- [DATA EXCERPTS]
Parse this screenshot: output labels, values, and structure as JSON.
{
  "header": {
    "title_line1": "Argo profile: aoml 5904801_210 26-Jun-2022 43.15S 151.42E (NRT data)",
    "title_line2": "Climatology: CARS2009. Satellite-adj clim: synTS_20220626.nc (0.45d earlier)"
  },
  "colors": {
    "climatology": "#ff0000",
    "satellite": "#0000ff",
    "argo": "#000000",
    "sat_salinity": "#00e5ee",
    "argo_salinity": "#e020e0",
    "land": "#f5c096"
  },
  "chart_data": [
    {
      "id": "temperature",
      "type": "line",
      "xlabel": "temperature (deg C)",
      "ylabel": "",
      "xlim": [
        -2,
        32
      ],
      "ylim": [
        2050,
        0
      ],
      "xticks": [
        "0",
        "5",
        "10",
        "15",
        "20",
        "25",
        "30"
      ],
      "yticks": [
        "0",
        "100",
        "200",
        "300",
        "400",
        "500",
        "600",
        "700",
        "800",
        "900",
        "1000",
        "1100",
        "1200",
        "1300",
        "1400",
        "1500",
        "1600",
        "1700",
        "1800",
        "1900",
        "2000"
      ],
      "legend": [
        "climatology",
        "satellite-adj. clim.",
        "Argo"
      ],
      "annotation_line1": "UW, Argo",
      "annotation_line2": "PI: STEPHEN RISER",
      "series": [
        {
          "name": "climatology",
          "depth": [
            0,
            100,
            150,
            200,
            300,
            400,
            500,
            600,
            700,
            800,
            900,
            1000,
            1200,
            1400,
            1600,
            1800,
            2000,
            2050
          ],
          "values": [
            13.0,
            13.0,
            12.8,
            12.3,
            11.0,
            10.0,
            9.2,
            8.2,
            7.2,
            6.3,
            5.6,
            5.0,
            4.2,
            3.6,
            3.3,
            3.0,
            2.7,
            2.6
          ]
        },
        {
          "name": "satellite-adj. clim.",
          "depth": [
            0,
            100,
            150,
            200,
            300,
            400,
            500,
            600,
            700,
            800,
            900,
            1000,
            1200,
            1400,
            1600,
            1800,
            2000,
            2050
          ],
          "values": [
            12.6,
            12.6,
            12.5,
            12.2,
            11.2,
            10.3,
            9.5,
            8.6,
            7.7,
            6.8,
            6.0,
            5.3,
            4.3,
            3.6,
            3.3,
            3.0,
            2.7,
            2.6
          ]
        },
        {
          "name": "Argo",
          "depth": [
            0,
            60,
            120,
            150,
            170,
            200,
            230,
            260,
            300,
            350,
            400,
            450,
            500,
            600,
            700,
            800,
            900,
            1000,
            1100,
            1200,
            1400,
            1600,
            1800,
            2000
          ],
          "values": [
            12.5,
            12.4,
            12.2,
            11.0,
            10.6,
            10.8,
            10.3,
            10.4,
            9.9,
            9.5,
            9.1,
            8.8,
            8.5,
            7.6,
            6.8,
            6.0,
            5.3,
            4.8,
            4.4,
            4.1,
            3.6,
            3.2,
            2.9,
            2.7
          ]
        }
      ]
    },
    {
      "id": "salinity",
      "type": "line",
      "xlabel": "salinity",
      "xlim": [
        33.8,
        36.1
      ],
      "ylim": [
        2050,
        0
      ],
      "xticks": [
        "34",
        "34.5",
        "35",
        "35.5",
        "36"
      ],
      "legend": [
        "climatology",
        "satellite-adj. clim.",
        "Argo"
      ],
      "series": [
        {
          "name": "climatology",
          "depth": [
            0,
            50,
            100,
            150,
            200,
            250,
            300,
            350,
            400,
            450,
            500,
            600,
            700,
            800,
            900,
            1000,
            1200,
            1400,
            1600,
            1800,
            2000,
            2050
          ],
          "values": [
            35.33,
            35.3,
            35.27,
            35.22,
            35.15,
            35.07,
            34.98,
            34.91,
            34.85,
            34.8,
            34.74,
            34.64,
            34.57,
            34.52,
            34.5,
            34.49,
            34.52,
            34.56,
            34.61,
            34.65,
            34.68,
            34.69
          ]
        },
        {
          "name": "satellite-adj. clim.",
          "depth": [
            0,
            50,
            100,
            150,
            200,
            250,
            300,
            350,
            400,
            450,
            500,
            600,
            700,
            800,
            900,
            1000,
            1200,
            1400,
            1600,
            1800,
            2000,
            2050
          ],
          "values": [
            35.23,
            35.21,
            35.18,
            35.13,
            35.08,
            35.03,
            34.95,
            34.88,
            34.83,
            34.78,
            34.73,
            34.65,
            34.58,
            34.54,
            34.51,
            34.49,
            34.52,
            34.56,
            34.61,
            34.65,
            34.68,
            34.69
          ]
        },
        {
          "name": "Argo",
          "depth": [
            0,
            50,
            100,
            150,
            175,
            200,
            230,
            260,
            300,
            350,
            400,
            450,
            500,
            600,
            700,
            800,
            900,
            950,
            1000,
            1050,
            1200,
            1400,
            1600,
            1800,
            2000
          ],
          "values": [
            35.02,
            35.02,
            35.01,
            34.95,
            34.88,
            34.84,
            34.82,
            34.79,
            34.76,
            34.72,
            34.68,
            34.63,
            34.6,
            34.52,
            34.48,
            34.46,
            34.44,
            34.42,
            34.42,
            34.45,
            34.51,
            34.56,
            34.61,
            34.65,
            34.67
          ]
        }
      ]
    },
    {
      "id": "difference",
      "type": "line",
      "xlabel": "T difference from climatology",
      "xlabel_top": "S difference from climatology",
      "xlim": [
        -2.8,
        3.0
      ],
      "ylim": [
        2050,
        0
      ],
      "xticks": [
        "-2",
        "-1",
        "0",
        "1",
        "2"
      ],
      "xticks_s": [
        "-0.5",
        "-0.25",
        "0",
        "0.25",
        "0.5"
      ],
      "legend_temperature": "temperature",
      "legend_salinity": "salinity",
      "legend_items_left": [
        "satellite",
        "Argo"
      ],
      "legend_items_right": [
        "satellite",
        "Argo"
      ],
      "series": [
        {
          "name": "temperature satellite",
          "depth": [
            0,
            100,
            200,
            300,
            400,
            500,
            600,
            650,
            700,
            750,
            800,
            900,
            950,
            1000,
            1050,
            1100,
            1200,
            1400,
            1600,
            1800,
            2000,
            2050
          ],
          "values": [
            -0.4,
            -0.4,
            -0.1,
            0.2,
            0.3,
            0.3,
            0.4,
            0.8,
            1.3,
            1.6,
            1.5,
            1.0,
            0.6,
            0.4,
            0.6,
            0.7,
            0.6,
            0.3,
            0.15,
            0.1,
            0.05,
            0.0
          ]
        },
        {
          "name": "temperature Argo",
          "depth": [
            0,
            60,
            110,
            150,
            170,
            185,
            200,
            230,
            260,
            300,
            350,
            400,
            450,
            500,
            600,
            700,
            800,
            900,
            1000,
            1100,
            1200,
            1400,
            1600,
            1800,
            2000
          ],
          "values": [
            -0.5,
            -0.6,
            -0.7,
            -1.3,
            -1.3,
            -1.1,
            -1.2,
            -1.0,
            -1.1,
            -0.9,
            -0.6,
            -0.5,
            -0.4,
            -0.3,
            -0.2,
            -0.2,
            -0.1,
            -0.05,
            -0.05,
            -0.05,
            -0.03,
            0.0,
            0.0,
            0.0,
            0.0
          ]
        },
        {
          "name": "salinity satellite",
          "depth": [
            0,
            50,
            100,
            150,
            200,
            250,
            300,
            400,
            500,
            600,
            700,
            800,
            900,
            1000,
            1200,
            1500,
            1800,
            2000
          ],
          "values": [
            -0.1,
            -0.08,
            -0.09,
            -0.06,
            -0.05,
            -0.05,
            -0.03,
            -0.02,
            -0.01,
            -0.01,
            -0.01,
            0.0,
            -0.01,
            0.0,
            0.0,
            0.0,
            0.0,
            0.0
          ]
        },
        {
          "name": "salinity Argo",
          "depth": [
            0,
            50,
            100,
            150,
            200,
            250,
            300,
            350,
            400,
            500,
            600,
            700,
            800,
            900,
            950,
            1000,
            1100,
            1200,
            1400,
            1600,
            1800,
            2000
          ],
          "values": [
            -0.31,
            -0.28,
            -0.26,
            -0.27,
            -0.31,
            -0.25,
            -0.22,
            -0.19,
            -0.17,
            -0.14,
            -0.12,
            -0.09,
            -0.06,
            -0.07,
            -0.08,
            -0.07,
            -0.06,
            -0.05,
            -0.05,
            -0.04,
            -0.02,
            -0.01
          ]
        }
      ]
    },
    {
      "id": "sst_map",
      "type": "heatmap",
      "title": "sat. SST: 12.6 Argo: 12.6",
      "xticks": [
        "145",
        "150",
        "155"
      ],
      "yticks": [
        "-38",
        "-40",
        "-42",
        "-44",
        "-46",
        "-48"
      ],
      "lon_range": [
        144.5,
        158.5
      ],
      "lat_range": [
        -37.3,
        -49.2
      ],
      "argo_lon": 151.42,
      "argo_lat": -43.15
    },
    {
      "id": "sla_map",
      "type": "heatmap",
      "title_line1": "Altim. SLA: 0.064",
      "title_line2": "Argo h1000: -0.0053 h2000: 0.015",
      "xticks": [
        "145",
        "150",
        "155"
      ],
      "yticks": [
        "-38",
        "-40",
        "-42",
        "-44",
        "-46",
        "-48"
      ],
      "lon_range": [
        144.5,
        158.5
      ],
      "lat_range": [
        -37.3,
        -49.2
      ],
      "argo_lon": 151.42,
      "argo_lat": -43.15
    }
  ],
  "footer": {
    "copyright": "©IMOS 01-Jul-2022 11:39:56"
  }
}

- [INSTRUCTIONS FOR THE TASK] Copy every line of the records above that holds the word "difference".

- [COMPLETE RESPONSE]
      "id": "difference",
      "xlabel": "T difference from climatology",
      "xlabel_top": "S difference from climatology",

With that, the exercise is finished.